## [Exercise aim]
Determine how many lines below contain the word "content", then state only that figure.

## [Extracted material]
★ ★ ★ ★ ★ ★ ★
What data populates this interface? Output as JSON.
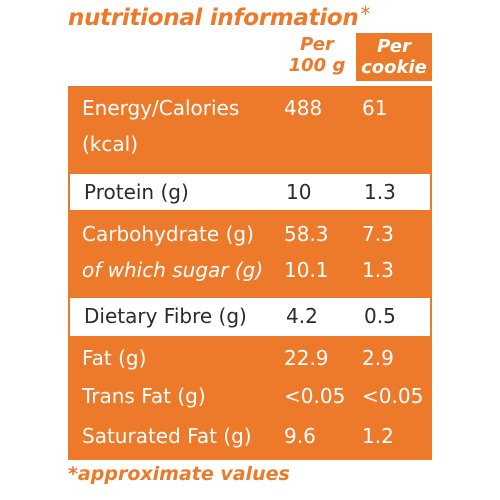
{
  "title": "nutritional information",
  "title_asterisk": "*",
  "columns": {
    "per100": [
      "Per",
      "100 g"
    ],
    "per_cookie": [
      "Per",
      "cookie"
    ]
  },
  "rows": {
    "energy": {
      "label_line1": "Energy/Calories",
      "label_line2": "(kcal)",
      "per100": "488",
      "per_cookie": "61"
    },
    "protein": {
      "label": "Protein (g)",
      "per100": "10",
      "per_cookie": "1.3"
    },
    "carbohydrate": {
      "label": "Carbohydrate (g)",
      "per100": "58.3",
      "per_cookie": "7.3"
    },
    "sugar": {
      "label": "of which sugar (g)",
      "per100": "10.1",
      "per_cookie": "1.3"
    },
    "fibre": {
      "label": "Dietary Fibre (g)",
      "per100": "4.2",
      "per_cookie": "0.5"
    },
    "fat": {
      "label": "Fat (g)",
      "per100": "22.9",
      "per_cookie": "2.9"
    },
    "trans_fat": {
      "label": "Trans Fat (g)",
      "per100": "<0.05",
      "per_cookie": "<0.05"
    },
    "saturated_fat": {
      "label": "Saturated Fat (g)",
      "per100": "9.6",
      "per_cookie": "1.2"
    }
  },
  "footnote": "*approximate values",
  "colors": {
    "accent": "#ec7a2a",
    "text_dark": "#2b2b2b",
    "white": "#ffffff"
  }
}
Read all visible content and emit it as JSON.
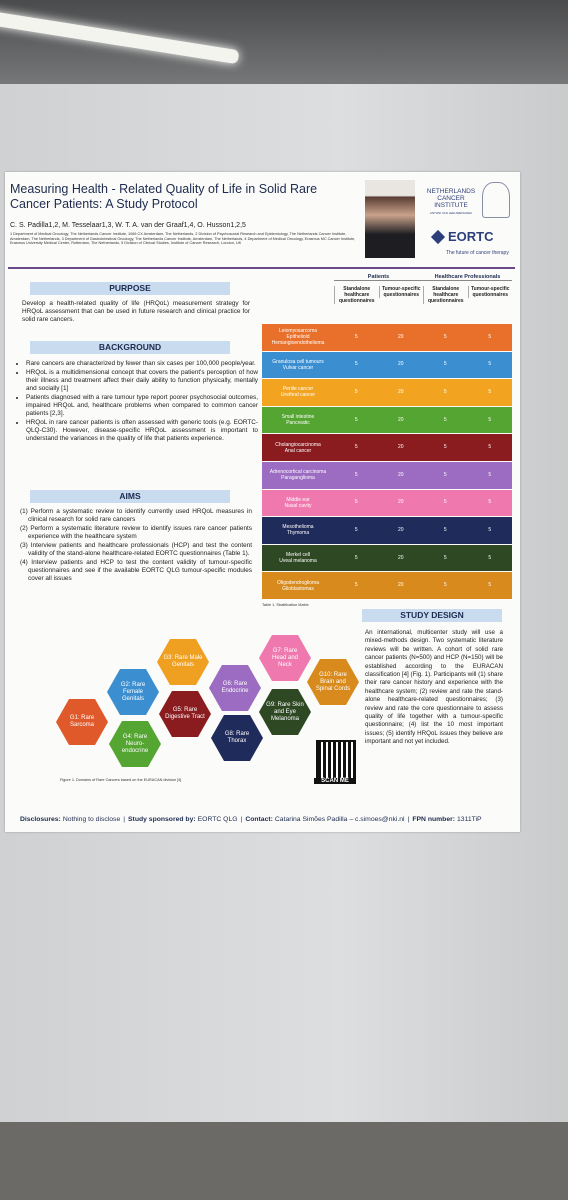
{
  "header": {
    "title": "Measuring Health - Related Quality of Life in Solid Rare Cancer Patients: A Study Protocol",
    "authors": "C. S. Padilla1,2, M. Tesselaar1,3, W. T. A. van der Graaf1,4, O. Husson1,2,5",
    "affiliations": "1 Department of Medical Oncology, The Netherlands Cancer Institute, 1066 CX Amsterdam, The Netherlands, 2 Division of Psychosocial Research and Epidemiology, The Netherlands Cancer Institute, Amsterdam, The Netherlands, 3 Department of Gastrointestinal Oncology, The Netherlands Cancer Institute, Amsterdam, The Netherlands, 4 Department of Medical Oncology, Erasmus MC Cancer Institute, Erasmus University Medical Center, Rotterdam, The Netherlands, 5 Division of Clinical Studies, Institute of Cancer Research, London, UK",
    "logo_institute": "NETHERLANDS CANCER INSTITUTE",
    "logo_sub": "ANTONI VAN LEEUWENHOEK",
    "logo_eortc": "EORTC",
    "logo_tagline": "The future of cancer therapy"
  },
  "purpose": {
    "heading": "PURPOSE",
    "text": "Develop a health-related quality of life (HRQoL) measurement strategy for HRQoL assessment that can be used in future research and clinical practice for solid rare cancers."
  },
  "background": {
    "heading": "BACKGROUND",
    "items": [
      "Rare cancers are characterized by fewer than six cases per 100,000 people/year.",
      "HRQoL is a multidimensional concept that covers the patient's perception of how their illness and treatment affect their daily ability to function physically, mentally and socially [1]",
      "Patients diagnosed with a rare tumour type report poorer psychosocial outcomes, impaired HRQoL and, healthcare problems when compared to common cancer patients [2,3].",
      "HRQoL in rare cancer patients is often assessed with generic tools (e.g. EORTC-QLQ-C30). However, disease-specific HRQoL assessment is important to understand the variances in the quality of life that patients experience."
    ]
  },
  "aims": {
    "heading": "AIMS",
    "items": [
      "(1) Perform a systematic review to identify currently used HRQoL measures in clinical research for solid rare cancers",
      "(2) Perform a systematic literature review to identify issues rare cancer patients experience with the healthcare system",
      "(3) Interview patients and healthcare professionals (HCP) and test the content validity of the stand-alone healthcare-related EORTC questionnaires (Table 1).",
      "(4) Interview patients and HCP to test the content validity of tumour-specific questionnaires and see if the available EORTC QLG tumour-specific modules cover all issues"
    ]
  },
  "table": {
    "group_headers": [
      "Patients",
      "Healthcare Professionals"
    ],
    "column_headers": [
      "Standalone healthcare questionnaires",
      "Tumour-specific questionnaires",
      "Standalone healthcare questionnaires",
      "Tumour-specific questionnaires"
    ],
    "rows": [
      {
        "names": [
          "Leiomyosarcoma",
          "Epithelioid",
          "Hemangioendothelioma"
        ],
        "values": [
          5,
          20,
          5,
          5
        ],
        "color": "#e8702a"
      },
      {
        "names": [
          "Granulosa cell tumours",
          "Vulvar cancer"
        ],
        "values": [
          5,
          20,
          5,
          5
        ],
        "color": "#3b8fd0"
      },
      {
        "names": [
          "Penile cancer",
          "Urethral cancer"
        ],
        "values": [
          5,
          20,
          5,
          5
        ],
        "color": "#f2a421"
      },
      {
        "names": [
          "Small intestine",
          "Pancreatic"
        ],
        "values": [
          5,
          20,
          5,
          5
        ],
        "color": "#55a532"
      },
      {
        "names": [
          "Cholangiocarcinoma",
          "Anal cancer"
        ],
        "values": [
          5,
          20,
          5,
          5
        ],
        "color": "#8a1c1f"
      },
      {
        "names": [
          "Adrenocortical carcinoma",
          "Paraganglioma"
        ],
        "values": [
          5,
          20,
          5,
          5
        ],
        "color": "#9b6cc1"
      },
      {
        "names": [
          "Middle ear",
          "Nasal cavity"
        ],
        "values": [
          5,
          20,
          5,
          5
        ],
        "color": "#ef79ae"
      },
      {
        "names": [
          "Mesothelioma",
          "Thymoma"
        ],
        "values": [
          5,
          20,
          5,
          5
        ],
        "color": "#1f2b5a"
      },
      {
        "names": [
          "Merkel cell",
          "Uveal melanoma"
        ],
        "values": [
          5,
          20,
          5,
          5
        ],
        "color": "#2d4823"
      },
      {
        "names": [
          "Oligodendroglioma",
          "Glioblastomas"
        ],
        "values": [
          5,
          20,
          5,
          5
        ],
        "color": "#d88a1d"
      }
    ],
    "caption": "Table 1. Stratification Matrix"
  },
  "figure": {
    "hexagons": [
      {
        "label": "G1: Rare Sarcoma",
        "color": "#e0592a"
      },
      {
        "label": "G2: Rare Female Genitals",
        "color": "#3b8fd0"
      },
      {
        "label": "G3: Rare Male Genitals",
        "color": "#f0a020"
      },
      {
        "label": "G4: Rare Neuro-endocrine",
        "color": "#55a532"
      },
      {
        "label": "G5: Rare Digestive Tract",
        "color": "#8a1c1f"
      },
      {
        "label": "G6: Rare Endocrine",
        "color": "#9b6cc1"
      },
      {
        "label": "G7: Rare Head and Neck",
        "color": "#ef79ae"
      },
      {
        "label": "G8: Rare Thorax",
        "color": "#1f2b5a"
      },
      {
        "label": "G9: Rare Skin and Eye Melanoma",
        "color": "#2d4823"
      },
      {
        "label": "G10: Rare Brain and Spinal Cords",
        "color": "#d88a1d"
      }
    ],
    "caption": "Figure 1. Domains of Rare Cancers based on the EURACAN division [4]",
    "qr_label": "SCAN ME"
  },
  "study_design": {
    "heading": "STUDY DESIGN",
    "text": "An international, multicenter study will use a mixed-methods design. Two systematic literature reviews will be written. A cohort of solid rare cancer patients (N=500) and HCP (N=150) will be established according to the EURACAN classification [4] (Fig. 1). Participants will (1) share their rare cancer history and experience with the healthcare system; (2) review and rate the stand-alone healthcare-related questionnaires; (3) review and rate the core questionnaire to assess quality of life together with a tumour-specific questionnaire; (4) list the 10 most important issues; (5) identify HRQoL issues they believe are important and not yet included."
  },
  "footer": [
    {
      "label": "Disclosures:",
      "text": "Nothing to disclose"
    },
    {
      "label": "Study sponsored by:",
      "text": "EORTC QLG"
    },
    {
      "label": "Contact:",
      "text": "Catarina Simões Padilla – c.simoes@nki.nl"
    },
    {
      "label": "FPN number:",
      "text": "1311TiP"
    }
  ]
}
★ ★ ★ ★ ★ ★ ★
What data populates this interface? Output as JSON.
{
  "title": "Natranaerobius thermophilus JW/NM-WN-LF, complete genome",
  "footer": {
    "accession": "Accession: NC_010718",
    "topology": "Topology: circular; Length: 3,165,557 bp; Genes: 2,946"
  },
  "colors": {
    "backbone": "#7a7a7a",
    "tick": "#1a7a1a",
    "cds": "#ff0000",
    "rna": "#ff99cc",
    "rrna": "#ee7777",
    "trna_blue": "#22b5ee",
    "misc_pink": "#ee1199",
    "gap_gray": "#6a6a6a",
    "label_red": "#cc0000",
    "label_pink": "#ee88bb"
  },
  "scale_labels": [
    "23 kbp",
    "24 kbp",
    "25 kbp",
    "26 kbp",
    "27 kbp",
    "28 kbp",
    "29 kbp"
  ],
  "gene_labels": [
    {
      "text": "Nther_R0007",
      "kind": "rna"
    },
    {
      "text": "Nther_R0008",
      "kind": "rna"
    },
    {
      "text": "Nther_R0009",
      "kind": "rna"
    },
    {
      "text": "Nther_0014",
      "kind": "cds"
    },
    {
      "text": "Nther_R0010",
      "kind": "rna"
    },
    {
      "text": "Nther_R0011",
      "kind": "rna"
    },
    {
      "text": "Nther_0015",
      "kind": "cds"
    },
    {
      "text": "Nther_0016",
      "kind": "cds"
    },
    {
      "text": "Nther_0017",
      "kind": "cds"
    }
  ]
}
★ ★ ★ ★ ★ ★ ★
## [Answer space]
3